WORK TO BE COMPLETED: Repeat each line of the material exactly.

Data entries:
========================

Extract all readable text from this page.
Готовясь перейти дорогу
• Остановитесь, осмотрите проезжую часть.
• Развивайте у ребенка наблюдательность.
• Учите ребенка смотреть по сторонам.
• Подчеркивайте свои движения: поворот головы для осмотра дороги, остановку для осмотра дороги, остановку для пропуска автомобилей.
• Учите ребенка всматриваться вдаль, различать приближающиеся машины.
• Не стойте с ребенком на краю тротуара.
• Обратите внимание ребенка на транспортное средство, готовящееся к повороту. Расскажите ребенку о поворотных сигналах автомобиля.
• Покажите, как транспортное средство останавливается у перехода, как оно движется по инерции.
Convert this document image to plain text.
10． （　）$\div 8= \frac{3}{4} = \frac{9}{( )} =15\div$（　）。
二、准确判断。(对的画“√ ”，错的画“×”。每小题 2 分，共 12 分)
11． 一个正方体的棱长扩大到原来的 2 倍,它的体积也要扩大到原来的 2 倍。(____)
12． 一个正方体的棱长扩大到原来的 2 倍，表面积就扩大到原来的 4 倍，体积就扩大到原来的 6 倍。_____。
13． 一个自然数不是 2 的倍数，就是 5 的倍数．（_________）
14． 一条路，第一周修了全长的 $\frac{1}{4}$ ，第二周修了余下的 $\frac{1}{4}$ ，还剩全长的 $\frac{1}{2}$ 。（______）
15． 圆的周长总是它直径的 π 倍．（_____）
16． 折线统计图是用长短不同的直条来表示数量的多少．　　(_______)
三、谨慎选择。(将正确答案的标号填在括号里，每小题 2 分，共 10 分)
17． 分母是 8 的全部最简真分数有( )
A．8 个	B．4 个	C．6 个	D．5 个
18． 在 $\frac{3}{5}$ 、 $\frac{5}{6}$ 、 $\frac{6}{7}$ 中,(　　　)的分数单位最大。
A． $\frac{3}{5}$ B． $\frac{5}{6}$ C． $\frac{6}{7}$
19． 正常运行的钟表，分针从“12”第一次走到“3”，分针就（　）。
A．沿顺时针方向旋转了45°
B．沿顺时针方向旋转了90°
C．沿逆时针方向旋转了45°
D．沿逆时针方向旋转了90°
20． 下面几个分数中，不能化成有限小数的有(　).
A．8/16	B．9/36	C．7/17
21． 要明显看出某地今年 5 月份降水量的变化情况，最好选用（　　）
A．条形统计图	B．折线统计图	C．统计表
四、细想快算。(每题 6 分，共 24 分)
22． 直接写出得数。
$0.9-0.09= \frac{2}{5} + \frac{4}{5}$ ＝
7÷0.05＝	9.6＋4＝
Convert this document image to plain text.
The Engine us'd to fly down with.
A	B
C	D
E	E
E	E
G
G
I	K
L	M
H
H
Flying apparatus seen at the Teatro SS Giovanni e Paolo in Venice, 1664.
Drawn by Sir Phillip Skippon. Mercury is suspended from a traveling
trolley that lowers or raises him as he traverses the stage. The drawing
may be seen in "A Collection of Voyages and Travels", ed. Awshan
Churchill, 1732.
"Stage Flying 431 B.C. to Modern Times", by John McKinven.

========================

THE ANSWER:
Extract all readable text from this page.
Готовясь перейти дорогу
• Остановитесь, осмотрите проезжую часть.
• Развивайте у ребенка наблюдательность.
• Учите ребенка смотреть по сторонам.
• Подчеркивайте свои движения: поворот головы для осмотра дороги, остановку для осмотра дороги, остановку для пропуска автомобилей.
• Учите ребенка всматриваться вдаль, различать приближающиеся машины.
• Не стойте с ребенком на краю тротуара.
• Обратите внимание ребенка на транспортное средство, готовящееся к повороту. Расскажите ребенку о поворотных сигналах автомобиля.
• Покажите, как транспортное средство останавливается у перехода, как оно движется по инерции.
Convert this document image to plain text.
10． （　）$\div 8= \frac{3}{4} = \frac{9}{( )} =15\div$（　）。
二、准确判断。(对的画“√ ”，错的画“×”。每小题 2 分，共 12 分)
11． 一个正方体的棱长扩大到原来的 2 倍,它的体积也要扩大到原来的 2 倍。(____)
12． 一个正方体的棱长扩大到原来的 2 倍，表面积就扩大到原来的 4 倍，体积就扩大到原来的 6 倍。_____。
13． 一个自然数不是 2 的倍数，就是 5 的倍数．（_________）
14． 一条路，第一周修了全长的 $\frac{1}{4}$ ，第二周修了余下的 $\frac{1}{4}$ ，还剩全长的 $\frac{1}{2}$ 。（______）
15． 圆的周长总是它直径的 π 倍．（_____）
16． 折线统计图是用长短不同的直条来表示数量的多少．　　(_______)
三、谨慎选择。(将正确答案的标号填在括号里，每小题 2 分，共 10 分)
17． 分母是 8 的全部最简真分数有( )
A．8 个	B．4 个	C．6 个	D．5 个
18． 在 $\frac{3}{5}$ 、 $\frac{5}{6}$ 、 $\frac{6}{7}$ 中,(　　　)的分数单位最大。
A． $\frac{3}{5}$ B． $\frac{5}{6}$ C． $\frac{6}{7}$
19． 正常运行的钟表，分针从“12”第一次走到“3”，分针就（　）。
A．沿顺时针方向旋转了45°
B．沿顺时针方向旋转了90°
C．沿逆时针方向旋转了45°
D．沿逆时针方向旋转了90°
20． 下面几个分数中，不能化成有限小数的有(　).
A．8/16	B．9/36	C．7/17
21． 要明显看出某地今年 5 月份降水量的变化情况，最好选用（　　）
A．条形统计图	B．折线统计图	C．统计表
四、细想快算。(每题 6 分，共 24 分)
22． 直接写出得数。
$0.9-0.09= \frac{2}{5} + \frac{4}{5}$ ＝
7÷0.05＝	9.6＋4＝
Convert this document image to plain text.
The Engine us'd to fly down with.
A	B
C	D
E	E
E	E
G
G
I	K
L	M
H
H
Flying apparatus seen at the Teatro SS Giovanni e Paolo in Venice, 1664.
Drawn by Sir Phillip Skippon. Mercury is suspended from a traveling
trolley that lowers or raises him as he traverses the stage. The drawing
may be seen in "A Collection of Voyages and Travels", ed. Awshan
Churchill, 1732.
"Stage Flying 431 B.C. to Modern Times", by John McKinven.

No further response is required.